# THE RECORDS start

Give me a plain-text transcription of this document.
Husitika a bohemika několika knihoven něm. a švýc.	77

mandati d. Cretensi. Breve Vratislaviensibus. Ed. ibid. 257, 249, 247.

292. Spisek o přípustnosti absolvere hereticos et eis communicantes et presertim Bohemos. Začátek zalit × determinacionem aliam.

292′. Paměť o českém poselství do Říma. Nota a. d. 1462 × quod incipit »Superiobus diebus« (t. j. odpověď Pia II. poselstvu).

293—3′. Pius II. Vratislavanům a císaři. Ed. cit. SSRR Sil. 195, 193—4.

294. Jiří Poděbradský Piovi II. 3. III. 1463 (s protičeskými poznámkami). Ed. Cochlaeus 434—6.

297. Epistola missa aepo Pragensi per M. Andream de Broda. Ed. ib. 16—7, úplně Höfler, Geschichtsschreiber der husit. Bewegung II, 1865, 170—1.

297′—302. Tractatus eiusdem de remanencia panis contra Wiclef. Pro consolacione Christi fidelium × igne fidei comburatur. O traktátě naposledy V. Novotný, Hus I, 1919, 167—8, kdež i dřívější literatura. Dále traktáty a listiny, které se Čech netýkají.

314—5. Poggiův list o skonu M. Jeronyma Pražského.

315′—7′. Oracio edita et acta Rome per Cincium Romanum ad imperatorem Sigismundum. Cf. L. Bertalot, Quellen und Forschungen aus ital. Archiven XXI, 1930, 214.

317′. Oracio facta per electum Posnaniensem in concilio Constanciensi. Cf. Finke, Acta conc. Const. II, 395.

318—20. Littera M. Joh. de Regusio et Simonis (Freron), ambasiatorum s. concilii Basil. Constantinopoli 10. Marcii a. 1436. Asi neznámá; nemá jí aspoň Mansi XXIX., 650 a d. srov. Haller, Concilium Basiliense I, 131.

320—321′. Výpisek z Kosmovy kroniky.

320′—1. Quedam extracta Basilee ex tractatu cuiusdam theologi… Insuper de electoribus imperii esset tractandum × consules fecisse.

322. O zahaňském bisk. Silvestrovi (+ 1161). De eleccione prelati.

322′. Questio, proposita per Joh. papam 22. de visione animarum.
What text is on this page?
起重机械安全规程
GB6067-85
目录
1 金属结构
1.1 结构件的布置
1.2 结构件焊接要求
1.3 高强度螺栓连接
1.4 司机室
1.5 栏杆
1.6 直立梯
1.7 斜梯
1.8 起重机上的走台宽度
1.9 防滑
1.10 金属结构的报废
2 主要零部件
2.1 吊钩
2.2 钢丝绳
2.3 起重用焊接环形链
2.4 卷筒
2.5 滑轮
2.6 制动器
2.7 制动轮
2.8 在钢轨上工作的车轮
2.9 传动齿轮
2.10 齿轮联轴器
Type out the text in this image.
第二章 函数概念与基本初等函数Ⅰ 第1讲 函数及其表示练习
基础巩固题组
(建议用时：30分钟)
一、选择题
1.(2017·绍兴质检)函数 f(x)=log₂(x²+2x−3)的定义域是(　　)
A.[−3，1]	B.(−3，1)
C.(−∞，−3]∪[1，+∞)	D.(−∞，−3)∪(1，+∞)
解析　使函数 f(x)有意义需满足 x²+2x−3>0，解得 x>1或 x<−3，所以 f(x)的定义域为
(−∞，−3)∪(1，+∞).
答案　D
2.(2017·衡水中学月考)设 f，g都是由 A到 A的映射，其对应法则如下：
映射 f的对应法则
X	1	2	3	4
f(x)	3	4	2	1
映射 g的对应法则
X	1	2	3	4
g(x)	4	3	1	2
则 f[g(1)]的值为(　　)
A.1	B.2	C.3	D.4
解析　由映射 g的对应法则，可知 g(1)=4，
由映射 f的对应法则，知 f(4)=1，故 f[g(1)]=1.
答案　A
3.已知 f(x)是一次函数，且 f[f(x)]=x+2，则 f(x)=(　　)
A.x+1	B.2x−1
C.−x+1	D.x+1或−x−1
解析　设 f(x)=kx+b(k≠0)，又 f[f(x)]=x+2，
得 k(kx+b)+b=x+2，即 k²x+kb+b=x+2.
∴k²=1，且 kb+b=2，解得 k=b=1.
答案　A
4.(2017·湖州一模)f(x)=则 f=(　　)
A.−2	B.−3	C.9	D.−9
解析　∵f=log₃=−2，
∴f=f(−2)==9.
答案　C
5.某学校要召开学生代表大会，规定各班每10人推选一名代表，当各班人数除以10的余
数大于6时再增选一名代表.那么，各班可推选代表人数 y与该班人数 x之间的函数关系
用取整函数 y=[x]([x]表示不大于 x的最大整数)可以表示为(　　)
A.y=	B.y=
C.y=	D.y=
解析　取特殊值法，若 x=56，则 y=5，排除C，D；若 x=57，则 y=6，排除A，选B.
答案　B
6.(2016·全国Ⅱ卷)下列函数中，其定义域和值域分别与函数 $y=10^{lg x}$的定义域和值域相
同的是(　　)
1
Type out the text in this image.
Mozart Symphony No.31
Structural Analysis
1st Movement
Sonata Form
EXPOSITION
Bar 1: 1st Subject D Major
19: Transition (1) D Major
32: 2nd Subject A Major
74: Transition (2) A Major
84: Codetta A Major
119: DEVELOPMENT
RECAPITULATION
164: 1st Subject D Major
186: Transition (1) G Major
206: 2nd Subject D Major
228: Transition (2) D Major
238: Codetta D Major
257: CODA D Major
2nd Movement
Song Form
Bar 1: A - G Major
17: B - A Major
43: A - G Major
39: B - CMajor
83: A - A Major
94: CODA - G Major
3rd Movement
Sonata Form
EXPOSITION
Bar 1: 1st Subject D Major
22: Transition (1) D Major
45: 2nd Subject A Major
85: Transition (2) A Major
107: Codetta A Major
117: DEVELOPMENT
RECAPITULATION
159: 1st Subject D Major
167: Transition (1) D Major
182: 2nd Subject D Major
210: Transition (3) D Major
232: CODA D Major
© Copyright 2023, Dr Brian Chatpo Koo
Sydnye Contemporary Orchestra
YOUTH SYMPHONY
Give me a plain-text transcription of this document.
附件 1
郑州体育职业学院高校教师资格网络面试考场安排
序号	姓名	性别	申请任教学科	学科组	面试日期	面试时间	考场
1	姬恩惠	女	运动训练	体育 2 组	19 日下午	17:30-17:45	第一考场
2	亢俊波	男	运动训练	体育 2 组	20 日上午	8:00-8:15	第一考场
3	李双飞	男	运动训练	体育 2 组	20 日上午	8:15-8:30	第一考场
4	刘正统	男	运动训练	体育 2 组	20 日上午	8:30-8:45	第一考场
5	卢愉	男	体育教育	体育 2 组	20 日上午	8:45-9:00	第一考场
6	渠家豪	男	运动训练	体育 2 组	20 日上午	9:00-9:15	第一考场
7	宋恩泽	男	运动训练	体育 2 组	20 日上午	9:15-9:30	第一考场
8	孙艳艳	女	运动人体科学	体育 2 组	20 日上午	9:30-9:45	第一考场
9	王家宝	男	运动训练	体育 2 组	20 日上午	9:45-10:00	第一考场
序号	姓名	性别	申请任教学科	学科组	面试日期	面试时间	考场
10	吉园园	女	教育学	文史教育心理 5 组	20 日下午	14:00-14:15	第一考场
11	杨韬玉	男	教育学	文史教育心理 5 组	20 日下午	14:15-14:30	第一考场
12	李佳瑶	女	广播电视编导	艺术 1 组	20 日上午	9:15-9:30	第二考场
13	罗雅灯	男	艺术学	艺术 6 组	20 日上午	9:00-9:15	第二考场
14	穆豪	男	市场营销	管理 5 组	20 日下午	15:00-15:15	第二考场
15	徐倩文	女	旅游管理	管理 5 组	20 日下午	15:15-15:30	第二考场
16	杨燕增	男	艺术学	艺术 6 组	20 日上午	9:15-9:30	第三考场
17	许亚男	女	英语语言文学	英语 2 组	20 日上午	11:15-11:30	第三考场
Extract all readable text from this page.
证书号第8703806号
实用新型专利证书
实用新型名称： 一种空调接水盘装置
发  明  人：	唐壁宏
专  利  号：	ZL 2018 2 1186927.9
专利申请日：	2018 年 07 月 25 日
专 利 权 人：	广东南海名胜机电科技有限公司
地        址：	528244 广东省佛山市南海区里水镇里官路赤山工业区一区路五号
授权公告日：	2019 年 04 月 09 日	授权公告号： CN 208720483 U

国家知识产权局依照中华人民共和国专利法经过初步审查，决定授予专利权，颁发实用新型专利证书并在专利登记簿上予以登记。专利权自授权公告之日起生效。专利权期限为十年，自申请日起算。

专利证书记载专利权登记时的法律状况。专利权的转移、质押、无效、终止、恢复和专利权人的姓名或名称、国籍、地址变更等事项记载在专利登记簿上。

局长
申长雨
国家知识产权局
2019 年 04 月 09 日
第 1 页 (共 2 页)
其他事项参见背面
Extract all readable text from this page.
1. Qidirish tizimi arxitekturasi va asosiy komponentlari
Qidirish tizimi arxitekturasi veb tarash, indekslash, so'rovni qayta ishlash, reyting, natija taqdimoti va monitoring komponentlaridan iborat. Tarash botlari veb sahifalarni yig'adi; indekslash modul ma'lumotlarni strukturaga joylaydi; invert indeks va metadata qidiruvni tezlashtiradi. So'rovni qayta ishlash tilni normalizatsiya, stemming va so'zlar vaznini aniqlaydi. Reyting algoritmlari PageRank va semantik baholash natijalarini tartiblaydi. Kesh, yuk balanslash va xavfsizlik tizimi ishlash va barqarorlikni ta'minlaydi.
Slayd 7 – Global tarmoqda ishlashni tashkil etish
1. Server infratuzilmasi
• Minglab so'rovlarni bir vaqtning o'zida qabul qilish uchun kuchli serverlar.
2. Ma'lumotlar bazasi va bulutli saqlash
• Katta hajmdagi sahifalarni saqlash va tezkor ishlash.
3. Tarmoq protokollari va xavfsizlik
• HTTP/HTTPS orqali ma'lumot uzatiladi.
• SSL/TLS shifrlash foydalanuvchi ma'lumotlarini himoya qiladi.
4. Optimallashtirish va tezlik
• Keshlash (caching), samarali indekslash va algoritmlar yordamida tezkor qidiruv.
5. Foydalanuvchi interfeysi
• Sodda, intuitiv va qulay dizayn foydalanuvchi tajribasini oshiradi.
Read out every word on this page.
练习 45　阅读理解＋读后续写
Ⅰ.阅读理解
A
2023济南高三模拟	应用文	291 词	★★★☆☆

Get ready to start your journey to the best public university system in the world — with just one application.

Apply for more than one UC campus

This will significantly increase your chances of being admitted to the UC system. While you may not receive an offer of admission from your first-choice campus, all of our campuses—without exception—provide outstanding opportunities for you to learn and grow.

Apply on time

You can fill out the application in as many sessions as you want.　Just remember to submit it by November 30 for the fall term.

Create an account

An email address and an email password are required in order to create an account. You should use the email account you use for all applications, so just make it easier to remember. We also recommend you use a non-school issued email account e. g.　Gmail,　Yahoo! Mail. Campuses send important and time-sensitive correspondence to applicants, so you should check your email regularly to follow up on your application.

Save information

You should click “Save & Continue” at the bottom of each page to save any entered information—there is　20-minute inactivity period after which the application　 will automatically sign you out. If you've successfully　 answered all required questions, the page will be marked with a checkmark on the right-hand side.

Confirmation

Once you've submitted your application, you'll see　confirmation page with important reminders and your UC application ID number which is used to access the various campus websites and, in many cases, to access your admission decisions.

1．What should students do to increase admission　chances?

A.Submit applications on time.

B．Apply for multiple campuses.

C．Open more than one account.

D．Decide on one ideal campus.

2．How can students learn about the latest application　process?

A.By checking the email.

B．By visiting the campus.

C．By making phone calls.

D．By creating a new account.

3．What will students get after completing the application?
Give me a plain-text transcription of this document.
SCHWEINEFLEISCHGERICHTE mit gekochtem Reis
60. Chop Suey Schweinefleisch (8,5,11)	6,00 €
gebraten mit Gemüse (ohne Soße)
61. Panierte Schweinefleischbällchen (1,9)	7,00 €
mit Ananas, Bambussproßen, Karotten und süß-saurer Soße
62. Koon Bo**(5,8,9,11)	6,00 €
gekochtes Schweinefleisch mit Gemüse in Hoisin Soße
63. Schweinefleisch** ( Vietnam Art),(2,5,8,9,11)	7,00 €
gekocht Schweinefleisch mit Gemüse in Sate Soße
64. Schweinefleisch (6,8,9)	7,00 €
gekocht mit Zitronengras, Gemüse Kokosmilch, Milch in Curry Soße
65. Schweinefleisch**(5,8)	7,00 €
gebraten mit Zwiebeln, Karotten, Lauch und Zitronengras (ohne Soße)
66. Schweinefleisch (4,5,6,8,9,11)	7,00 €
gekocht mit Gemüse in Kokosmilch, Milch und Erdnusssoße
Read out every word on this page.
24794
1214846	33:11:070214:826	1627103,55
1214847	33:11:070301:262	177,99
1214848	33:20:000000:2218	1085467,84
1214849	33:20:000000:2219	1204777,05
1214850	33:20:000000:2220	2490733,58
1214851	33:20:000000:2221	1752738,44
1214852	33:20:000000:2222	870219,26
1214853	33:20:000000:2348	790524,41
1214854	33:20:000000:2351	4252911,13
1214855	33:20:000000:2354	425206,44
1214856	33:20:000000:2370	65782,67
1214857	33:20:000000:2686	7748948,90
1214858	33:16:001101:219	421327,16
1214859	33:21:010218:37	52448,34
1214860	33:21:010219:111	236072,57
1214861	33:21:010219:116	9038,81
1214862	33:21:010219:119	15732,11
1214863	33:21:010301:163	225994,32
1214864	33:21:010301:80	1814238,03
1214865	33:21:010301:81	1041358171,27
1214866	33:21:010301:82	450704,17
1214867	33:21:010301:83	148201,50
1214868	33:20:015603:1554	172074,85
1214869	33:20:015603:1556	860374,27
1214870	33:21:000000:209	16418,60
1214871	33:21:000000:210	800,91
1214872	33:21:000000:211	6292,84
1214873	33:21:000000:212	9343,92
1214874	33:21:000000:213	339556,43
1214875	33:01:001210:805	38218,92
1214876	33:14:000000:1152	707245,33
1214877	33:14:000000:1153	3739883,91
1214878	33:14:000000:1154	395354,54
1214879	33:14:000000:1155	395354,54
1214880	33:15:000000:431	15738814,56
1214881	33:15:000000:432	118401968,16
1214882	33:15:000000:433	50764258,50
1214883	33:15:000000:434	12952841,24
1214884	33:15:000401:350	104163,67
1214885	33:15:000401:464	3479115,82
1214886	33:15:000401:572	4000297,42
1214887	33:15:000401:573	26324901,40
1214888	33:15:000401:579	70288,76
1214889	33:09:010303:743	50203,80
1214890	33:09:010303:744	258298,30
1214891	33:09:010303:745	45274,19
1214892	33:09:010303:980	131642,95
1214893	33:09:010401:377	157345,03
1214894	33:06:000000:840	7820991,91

# THE RECORDS end

### GOAL
Going through the data above, count the lines where the string "Gemüse" appears, and answer with only that number.

### OUTPUT OF THE EXERCISE
5